## What the task asks
Which lines contain the string "subject"? Please list every one of them.

## Dataset
+++
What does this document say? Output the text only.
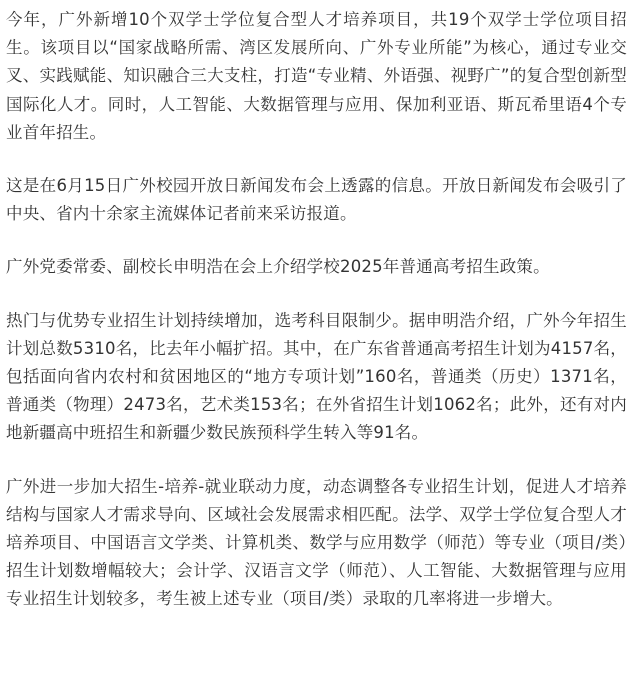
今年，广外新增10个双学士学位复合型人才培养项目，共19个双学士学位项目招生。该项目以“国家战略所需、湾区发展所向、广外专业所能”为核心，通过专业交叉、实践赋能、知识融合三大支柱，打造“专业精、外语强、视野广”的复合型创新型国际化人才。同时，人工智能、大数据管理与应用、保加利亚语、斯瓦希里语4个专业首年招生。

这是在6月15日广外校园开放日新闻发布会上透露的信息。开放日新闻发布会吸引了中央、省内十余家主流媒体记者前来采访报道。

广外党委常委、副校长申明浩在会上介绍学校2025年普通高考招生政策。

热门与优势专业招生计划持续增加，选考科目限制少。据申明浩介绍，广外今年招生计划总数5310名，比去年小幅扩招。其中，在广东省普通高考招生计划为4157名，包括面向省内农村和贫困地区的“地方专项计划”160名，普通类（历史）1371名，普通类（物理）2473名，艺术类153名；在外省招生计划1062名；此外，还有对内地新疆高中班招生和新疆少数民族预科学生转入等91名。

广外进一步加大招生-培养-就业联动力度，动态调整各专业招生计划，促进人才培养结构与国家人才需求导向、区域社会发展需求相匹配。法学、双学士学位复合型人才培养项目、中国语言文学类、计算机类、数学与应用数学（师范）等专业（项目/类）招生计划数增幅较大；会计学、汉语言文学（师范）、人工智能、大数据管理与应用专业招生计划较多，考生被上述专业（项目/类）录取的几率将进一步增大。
+++
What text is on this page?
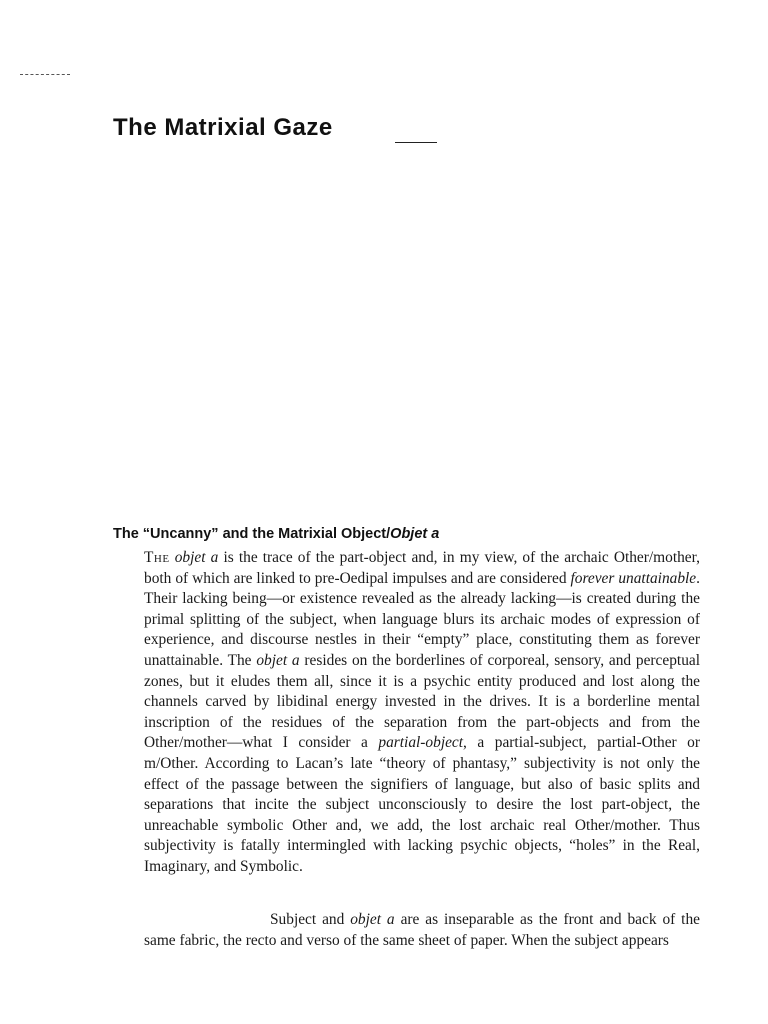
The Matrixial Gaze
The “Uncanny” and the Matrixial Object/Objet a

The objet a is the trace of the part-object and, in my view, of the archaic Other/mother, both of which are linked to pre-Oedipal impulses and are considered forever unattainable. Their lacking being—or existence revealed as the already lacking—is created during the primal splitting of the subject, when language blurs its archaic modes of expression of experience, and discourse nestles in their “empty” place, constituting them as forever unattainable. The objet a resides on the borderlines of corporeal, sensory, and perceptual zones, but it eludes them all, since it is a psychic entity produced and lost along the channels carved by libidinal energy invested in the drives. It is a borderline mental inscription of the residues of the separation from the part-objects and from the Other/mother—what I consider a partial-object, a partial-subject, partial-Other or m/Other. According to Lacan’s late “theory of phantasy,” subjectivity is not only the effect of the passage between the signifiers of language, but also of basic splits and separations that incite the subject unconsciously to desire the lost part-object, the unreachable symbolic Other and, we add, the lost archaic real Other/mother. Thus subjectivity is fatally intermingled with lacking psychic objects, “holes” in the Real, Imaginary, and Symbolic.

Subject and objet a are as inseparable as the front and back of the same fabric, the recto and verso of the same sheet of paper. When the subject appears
+++
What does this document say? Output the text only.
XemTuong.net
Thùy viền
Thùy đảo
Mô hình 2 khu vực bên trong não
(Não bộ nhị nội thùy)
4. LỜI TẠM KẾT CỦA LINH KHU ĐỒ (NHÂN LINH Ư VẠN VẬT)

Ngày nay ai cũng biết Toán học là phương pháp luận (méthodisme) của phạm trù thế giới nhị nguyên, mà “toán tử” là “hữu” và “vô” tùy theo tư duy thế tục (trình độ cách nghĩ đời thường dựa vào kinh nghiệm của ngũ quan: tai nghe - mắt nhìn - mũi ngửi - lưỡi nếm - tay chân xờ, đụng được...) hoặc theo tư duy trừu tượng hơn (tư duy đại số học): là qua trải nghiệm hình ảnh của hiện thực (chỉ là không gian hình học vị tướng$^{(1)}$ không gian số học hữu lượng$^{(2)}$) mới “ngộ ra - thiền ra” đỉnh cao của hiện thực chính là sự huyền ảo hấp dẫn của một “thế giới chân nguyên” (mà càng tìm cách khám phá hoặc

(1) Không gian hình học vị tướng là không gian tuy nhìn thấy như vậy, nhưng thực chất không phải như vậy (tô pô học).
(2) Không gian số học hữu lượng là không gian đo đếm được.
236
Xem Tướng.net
+++
## Answer to the problem
The objet a is the trace of the part-object and, in my view, of the archaic Other/mother, both of which are linked to pre-Oedipal impulses and are considered forever unattainable. Their lacking being—or existence revealed as the already lacking—is created during the primal splitting of the subject, when language blurs its archaic modes of expression of experience, and discourse nestles in their “empty” place, constituting them as forever unattainable. The objet a resides on the borderlines of corporeal, sensory, and perceptual zones, but it eludes them all, since it is a psychic entity produced and lost along the channels carved by libidinal energy invested in the drives. It is a borderline mental inscription of the residues of the separation from the part-objects and from the Other/mother—what I consider a partial-object, a partial-subject, partial-Other or m/Other. According to Lacan’s late “theory of phantasy,” subjectivity is not only the effect of the passage between the signifiers of language, but also of basic splits and separations that incite the subject unconsciously to desire the lost part-object, the unreachable symbolic Other and, we add, the lost archaic real Other/mother. Thus subjectivity is fatally intermingled with lacking psychic objects, “holes” in the Real, Imaginary, and Symbolic.
Subject and objet a are as inseparable as the front and back of the same fabric, the recto and verso of the same sheet of paper. When the subject appears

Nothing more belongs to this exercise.